### [Texte extrait]
+++

Un décès dans les suites d’une rachianesthésie
Dans les suites immédiates de l’injection pour une rachianesthésie lors d'un accouchement par césarienne, une patiente de 31 ans présente de très graves troubles du rythme cardiaque qui entraînent son décès.
En consultation préanesthésique, elle avait été informée des risques liés à la péridurale, puisqu’un accouchement par voie basse était alors envisagé, mais pas des risques d'une rachianesthésie.
Le mari dépose une plainte devant la chambre disciplinaire de première instance du conseil de l'Ordre des médecins.
En première instance : le défaut d’information est retenu
La chambre disciplinaire de première instance sanctionne l'anesthésiste d'une interdiction d'exercer la médecine pendant trois mois, dont deux mois assortis du sursis. Elle estime que deux manquements déontologiques ont été commis :
- l’un aux articles R4127-35 et R4127-36 du Code de la santé publique (CSP), qui visent l'obligation d'information et le recueil du consentement éclairé du patient ;
- l’autre à l'article R4127-64 qui vise l'obligation d'information mutuelle entre médecins soignant un même malade.

+++

### [Données fournies]

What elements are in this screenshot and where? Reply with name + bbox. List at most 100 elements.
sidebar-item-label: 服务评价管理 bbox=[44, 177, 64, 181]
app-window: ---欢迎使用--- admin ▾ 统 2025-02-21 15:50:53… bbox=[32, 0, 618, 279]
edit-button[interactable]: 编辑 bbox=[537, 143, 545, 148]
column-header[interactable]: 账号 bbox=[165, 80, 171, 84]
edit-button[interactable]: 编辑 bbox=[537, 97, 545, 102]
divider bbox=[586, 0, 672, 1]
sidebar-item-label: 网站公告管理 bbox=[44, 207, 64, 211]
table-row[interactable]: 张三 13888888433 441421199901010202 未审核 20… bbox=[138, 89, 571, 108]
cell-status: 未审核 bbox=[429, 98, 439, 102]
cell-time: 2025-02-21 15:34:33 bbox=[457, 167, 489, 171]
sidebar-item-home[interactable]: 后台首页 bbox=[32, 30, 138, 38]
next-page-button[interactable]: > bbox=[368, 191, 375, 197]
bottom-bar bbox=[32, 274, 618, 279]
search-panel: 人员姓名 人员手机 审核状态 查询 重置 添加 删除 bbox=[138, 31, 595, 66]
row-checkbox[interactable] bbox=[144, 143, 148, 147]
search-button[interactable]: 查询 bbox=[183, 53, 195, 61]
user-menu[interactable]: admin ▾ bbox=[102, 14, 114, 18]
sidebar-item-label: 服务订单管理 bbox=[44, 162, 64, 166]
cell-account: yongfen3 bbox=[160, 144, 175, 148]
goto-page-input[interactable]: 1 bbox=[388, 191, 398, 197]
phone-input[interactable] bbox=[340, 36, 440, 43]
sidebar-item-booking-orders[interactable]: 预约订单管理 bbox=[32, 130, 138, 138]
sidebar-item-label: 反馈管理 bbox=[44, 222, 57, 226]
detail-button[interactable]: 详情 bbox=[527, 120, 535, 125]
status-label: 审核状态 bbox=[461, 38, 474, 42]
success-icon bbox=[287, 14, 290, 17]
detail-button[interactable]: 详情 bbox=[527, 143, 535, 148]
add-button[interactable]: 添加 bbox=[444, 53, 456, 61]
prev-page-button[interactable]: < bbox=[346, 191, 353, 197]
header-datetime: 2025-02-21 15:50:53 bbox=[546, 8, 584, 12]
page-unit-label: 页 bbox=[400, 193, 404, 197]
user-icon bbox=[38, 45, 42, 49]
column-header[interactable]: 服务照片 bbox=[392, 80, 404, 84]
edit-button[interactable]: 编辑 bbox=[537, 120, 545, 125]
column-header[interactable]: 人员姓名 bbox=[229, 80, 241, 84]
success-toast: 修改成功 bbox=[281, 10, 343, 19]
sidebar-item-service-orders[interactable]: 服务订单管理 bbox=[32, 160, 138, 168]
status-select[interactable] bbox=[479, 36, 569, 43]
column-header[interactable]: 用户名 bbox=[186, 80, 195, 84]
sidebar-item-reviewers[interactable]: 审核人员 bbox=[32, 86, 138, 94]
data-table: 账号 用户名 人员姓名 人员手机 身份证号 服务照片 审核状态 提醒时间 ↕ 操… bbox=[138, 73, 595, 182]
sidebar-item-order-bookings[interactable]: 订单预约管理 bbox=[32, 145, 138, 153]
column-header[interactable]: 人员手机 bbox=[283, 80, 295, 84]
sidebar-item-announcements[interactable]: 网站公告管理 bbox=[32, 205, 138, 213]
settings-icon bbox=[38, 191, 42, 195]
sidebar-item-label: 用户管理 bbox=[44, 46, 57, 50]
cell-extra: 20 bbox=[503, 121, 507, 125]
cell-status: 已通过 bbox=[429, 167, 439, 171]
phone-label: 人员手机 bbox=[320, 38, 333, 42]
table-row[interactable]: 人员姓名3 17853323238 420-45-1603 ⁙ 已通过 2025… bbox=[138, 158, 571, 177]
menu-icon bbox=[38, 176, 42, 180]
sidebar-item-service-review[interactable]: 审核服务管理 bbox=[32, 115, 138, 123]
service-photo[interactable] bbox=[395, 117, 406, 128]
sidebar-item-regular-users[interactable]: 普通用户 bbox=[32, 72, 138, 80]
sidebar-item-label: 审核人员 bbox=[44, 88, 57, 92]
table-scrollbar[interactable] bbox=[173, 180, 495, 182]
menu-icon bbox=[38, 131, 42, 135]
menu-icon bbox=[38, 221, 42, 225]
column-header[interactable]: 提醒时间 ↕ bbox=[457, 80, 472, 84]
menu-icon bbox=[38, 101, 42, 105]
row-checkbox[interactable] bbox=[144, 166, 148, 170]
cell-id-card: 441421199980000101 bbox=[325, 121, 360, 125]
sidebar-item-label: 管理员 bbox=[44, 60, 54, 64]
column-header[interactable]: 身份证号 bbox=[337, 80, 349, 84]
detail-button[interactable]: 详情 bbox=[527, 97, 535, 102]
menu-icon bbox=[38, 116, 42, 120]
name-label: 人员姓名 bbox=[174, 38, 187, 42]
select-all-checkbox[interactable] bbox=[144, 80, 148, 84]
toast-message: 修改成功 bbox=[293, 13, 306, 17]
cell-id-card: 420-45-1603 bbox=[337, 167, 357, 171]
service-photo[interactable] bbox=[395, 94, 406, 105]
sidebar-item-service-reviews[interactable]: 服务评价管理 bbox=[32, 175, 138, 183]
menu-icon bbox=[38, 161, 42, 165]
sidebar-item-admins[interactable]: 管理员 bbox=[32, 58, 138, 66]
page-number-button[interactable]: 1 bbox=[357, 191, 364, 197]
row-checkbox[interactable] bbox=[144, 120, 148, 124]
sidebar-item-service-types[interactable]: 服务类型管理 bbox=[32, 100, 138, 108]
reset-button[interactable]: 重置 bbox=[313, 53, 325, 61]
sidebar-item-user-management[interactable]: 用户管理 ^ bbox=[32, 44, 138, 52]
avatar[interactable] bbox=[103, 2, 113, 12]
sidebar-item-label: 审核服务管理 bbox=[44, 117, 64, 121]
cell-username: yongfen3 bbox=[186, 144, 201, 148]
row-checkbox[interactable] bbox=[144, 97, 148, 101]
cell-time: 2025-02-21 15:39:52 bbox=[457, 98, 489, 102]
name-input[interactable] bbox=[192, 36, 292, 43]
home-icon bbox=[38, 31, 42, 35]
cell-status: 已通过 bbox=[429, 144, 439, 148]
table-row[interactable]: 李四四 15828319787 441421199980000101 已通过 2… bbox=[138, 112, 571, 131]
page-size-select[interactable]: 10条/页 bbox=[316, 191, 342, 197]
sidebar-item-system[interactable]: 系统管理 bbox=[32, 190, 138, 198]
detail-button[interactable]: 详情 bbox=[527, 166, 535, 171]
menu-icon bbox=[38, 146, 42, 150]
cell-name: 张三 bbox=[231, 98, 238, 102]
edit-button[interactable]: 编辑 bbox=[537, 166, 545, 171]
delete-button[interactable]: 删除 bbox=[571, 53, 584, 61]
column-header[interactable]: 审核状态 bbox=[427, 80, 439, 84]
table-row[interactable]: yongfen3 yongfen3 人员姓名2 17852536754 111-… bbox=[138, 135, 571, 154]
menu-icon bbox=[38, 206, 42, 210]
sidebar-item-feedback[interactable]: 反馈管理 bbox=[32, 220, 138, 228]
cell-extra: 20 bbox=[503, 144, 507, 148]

+++

### [Problèmes à résoudre]
a: Recopiez le passage du texte sur le décès consécutif à une rachianesthésie en commençant à « Un décès dans » et en terminant à « l'Ordre des médecins. ».
b: Répondez aux questions suivantes d'après le texte sur le décès consécutif à une rachianesthésie :
(i) Quel âge avait la patiente ?
(ii) Qui a déposé plainte devant la chambre disciplinaire de première instance ?
(iii) Quelle sanction cette chambre a-t-elle infligée à l'anesthésiste ?
c: Poursuivez le texte sur le décès consécutif à une rachianesthésie à partir de sa dernière phrase.
Les entrées proviennent d'une source distincte de celle du texte.

### [Réponses numérotées]
a:
Un décès dans les suites d’une rachianesthésie
Dans les suites immédiates de l’injection pour une rachianesthésie lors d'un accouchement par césarienne, une patiente de 31 ans présente de très graves troubles du rythme cardiaque qui entraînent son décès.
En consultation préanesthésique, elle avait été informée des risques liés à la péridurale, puisqu’un accouchement par voie basse était alors envisagé, mais pas des risques d'une rachianesthésie.
Le mari dépose une plainte devant la chambre disciplinaire de première instance du conseil de l'Ordre des médecins.

b:
(i) Elle avait 31 ans.
(ii) Son mari.
(iii) Une interdiction d'exercer la médecine pendant trois mois, dont deux mois assortis du sursis.

c:
En appel : pas de défaut d’information
Sur appel de l'anesthésiste, la chambre disciplinaire nationale de l’Ordre ramène la sanction à une interdiction d'exercer la médecine pendant un mois, dont quinze jours avec sursis, sur un fondement différent.
Elle écarte les griefs retenus en première instance pour ne retenir que le non-respect de l'article R4127-33 du Code de la santé publique, selon lequel le médecin doit toujours élaborer son diagnostic avec le plus grand soin, en y consacrant le temps nécessaire et en s'aidant des méthodes scientifiques les mieux adaptées.
Elle considère donc que le défaut d’information et de consentement n’est pas constitué.
Pour ce faire, la chambre disciplinaire nationale relève que la patiente a bien reçu une information, lors de la consultation préanesthésique, sur les risques de la péridurale puisqu’à ce moment-là, un accouchement par voie basse était envisagé. Mais les risques de la rachianesthésie, qui ne lui ont pas été exposés, sont exactement identiques à ceux de la péridurale.
Il est donc considéré que le praticien a bien satisfait à son devoir d'information.
L'anesthésiste comme le mari de la patiente forment un pourvoi devant le Conseil d'État.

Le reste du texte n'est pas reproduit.